-- Dataset excerpts start --

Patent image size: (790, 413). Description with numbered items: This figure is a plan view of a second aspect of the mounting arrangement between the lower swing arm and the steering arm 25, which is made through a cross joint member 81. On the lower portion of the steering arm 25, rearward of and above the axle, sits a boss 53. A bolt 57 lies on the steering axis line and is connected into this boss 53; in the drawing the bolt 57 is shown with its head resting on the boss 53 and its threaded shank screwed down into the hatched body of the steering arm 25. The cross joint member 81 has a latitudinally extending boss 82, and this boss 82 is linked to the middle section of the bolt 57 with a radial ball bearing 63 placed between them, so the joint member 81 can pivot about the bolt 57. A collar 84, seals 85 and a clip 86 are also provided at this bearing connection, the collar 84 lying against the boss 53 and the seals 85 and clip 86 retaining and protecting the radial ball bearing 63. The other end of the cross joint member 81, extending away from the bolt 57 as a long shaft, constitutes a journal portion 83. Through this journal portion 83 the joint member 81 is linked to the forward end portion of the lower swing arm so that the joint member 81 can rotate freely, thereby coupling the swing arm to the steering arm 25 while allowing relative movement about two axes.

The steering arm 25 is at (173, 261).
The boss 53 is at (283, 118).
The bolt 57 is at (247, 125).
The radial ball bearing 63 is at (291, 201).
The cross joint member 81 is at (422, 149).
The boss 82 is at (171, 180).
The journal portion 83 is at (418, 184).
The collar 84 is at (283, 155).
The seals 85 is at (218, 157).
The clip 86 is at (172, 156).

-- Dataset excerpts end --
-- Dataset excerpts start --

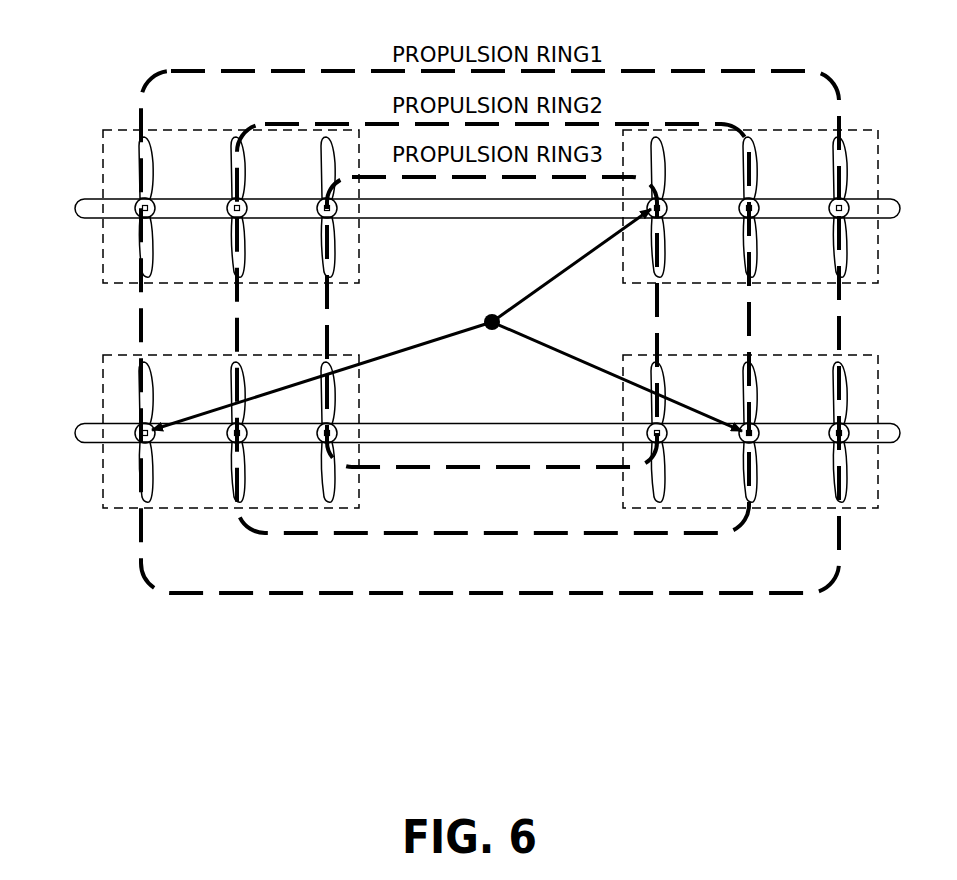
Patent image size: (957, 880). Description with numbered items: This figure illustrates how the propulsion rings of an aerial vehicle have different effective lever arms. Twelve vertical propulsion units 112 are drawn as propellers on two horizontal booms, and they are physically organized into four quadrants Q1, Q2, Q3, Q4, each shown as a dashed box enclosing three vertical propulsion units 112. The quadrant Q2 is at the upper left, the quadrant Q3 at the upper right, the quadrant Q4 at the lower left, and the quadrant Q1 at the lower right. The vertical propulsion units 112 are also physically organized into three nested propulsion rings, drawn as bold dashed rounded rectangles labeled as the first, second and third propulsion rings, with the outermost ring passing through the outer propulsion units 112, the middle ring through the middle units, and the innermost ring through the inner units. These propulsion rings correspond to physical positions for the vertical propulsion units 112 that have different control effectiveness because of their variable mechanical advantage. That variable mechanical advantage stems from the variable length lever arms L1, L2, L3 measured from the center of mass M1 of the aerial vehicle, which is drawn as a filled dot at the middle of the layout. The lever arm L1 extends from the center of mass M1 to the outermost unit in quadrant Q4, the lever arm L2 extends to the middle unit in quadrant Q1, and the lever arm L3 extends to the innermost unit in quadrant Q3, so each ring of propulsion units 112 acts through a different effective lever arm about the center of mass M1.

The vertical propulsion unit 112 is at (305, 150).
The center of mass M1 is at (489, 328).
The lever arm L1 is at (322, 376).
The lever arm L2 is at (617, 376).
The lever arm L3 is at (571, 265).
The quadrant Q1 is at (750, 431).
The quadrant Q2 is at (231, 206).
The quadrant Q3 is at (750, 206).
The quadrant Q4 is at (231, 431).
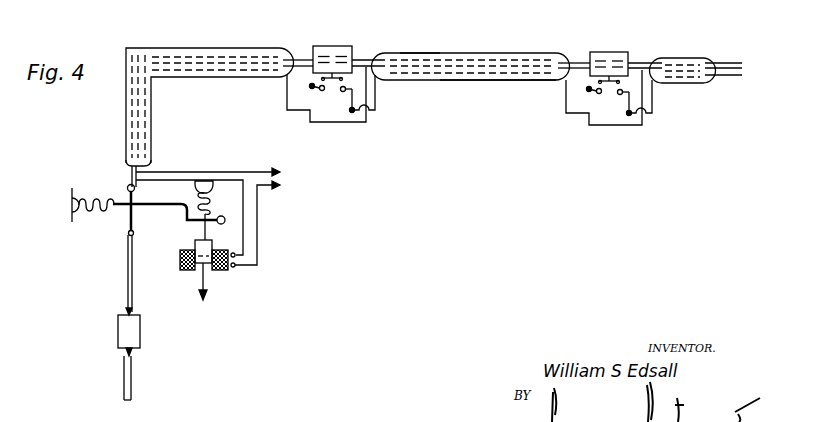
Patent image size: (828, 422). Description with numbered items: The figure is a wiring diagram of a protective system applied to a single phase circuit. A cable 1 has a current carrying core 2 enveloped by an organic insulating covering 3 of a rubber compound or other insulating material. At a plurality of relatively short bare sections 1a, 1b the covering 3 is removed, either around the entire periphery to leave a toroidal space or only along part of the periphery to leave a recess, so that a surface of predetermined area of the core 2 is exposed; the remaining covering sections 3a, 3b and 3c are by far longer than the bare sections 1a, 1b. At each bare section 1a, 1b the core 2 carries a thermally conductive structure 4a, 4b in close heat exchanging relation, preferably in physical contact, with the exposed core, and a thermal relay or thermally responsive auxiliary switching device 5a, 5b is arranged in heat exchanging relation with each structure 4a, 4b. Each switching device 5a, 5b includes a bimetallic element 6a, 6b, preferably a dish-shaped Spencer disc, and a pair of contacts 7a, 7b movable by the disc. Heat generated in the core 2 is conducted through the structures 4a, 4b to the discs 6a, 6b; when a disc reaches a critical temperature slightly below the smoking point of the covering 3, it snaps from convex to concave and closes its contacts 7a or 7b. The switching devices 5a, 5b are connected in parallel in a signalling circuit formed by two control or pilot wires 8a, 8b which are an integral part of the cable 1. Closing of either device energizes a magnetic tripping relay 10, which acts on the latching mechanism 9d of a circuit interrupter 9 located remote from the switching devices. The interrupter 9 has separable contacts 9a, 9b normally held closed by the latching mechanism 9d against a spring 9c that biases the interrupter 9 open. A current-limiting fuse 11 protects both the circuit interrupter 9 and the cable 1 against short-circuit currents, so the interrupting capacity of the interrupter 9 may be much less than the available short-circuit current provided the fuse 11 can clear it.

-- Dataset excerpts end --

Requirement: Write out the rows word for word, beginning at the line that contains "Patent image size: (790, 413)." and stopping after the line that contains "The bolt 57 is at (247, 125).".

Exercise solution:
Patent image size: (790, 413). Description with numbered items: This figure is a plan view of a second aspect of the mounting arrangement between the lower swing arm and the steering arm 25, which is made through a cross joint member 81. On the lower portion of the steering arm 25, rearward of and above the axle, sits a boss 53. A bolt 57 lies on the steering axis line and is connected into this boss 53; in the drawing the bolt 57 is shown with its head resting on the boss 53 and its threaded shank screwed down into the hatched body of the steering arm 25. The cross joint member 81 has a latitudinally extending boss 82, and this boss 82 is linked to the middle section of the bolt 57 with a radial ball bearing 63 placed between them, so the joint member 81 can pivot about the bolt 57. A collar 84, seals 85 and a clip 86 are also provided at this bearing connection, the collar 84 lying against the boss 53 and the seals 85 and clip 86 retaining and protecting the radial ball bearing 63. The other end of the cross joint member 81, extending away from the bolt 57 as a long shaft, constitutes a journal portion 83. Through this journal portion 83 the joint member 81 is linked to the forward end portion of the lower swing arm so that the joint member 81 can rotate freely, thereby coupling the swing arm to the steering arm 25 while allowing relative movement about two axes.

The steering arm 25 is at (173, 261).
The boss 53 is at (283, 118).
The bolt 57 is at (247, 125).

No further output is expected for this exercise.